_RECORDS FOR PROCESSING_
—————

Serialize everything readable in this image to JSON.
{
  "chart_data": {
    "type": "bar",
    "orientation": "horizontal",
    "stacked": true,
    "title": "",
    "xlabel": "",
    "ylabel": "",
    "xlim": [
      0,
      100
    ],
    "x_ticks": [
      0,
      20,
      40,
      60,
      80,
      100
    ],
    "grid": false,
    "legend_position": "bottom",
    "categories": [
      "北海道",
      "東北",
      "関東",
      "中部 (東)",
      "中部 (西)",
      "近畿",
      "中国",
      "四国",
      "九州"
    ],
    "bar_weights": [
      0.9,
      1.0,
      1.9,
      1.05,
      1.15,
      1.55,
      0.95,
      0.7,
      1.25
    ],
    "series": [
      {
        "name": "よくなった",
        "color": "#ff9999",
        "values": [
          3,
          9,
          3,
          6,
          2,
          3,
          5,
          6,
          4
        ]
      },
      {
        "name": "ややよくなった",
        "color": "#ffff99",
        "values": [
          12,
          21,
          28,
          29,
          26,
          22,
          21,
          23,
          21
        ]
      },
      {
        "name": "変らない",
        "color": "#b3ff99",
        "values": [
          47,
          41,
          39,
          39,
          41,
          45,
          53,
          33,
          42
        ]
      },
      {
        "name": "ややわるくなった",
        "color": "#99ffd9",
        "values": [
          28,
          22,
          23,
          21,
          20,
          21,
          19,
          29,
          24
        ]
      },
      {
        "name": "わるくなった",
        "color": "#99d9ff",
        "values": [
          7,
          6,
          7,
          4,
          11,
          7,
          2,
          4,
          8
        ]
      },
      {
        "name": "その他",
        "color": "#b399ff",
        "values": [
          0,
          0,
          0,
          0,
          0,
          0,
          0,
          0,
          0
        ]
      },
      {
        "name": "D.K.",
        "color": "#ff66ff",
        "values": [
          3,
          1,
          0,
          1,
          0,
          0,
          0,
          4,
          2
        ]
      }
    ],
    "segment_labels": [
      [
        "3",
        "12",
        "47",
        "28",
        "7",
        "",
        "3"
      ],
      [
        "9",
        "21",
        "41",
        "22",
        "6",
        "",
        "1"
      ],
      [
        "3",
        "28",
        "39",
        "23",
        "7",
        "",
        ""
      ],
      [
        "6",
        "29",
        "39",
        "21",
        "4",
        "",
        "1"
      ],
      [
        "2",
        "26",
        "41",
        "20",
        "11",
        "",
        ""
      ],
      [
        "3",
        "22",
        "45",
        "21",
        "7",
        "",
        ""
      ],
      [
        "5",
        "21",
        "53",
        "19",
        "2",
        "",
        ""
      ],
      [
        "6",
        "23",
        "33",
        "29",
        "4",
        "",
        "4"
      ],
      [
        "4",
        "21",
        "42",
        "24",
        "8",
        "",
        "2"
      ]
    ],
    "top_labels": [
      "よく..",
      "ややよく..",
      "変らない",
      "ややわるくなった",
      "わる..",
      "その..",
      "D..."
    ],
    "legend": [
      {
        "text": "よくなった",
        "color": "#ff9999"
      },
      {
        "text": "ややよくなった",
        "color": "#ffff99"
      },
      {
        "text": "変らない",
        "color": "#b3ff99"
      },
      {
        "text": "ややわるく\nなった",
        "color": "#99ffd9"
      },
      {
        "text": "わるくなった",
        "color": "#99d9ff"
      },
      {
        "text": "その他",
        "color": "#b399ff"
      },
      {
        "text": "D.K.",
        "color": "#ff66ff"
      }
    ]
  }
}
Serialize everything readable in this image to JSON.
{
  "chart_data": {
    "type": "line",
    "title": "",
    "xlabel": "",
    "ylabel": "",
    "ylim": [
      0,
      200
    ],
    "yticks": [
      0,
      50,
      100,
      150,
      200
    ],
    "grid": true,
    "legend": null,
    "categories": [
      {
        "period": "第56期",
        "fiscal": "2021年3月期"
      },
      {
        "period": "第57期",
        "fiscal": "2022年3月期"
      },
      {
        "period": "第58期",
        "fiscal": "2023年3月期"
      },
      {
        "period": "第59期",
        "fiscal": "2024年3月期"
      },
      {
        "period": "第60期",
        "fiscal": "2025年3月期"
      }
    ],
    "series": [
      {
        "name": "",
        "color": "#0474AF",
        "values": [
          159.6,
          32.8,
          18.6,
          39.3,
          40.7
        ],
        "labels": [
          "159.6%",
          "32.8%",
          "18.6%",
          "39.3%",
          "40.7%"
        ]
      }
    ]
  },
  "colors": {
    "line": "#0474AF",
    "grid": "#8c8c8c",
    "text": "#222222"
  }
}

—————

_GOAL OF THE EXERCISE_
What do the records say? Quote them all exactly.

_SOLVED EXERCISE_
Serialize everything readable in this image to JSON.
{
  "chart_data": {
    "type": "bar",
    "orientation": "horizontal",
    "stacked": true,
    "title": "",
    "xlabel": "",
    "ylabel": "",
    "xlim": [
      0,
      100
    ],
    "x_ticks": [
      0,
      20,
      40,
      60,
      80,
      100
    ],
    "grid": false,
    "legend_position": "bottom",
    "categories": [
      "北海道",
      "東北",
      "関東",
      "中部 (東)",
      "中部 (西)",
      "近畿",
      "中国",
      "四国",
      "九州"
    ],
    "bar_weights": [
      0.9,
      1.0,
      1.9,
      1.05,
      1.15,
      1.55,
      0.95,
      0.7,
      1.25
    ],
    "series": [
      {
        "name": "よくなった",
        "color": "#ff9999",
        "values": [
          3,
          9,
          3,
          6,
          2,
          3,
          5,
          6,
          4
        ]
      },
      {
        "name": "ややよくなった",
        "color": "#ffff99",
        "values": [
          12,
          21,
          28,
          29,
          26,
          22,
          21,
          23,
          21
        ]
      },
      {
        "name": "変らない",
        "color": "#b3ff99",
        "values": [
          47,
          41,
          39,
          39,
          41,
          45,
          53,
          33,
          42
        ]
      },
      {
        "name": "ややわるくなった",
        "color": "#99ffd9",
        "values": [
          28,
          22,
          23,
          21,
          20,
          21,
          19,
          29,
          24
        ]
      },
      {
        "name": "わるくなった",
        "color": "#99d9ff",
        "values": [
          7,
          6,
          7,
          4,
          11,
          7,
          2,
          4,
          8
        ]
      },
      {
        "name": "その他",
        "color": "#b399ff",
        "values": [
          0,
          0,
          0,
          0,
          0,
          0,
          0,
          0,
          0
        ]
      },
      {
        "name": "D.K.",
        "color": "#ff66ff",
        "values": [
          3,
          1,
          0,
          1,
          0,
          0,
          0,
          4,
          2
        ]
      }
    ],
    "segment_labels": [
      [
        "3",
        "12",
        "47",
        "28",
        "7",
        "",
        "3"
      ],
      [
        "9",
        "21",
        "41",
        "22",
        "6",
        "",
        "1"
      ],
      [
        "3",
        "28",
        "39",
        "23",
        "7",
        "",
        ""
      ],
      [
        "6",
        "29",
        "39",
        "21",
        "4",
        "",
        "1"
      ],
      [
        "2",
        "26",
        "41",
        "20",
        "11",
        "",
        ""
      ],
      [
        "3",
        "22",
        "45",
        "21",
        "7",
        "",
        ""
      ],
      [
        "5",
        "21",
        "53",
        "19",
        "2",
        "",
        ""
      ],
      [
        "6",
        "23",
        "33",
        "29",
        "4",
        "",
        "4"
      ],
      [
        "4",
        "21",
        "42",
        "24",
        "8",
        "",
        "2"
      ]
    ],
    "top_labels": [
      "よく..",
      "ややよく..",
      "変らない",
      "ややわるくなった",
      "わる..",
      "その..",
      "D..."
    ],
    "legend": [
      {
        "text": "よくなった",
        "color": "#ff9999"
      },
      {
        "text": "ややよくなった",
        "color": "#ffff99"
      },
      {
        "text": "変らない",
        "color": "#b3ff99"
      },
      {
        "text": "ややわるく\nなった",
        "color": "#99ffd9"
      },
      {
        "text": "わるくなった",
        "color": "#99d9ff"
      },
      {
        "text": "その他",
        "color": "#b399ff"
      },
      {
        "text": "D.K.",
        "color": "#ff66ff"
      }
    ]
  }
}
Serialize everything readable in this image to JSON.
{
  "chart_data": {
    "type": "line",
    "title": "",
    "xlabel": "",
    "ylabel": "",
    "ylim": [
      0,
      200
    ],
    "yticks": [
      0,
      50,
      100,
      150,
      200
    ],
    "grid": true,
    "legend": null,
    "categories": [
      {
        "period": "第56期",
        "fiscal": "2021年3月期"
      },
      {
        "period": "第57期",
        "fiscal": "2022年3月期"
      },
      {
        "period": "第58期",
        "fiscal": "2023年3月期"
      },
      {
        "period": "第59期",
        "fiscal": "2024年3月期"
      },
      {
        "period": "第60期",
        "fiscal": "2025年3月期"
      }
    ],
    "series": [
      {
        "name": "",
        "color": "#0474AF",
        "values": [
          159.6,
          32.8,
          18.6,
          39.3,
          40.7
        ],
        "labels": [
          "159.6%",
          "32.8%",
          "18.6%",
          "39.3%",
          "40.7%"
        ]
      }
    ]
  },
  "colors": {
    "line": "#0474AF",
    "grid": "#8c8c8c",
    "text": "#222222"
  }
}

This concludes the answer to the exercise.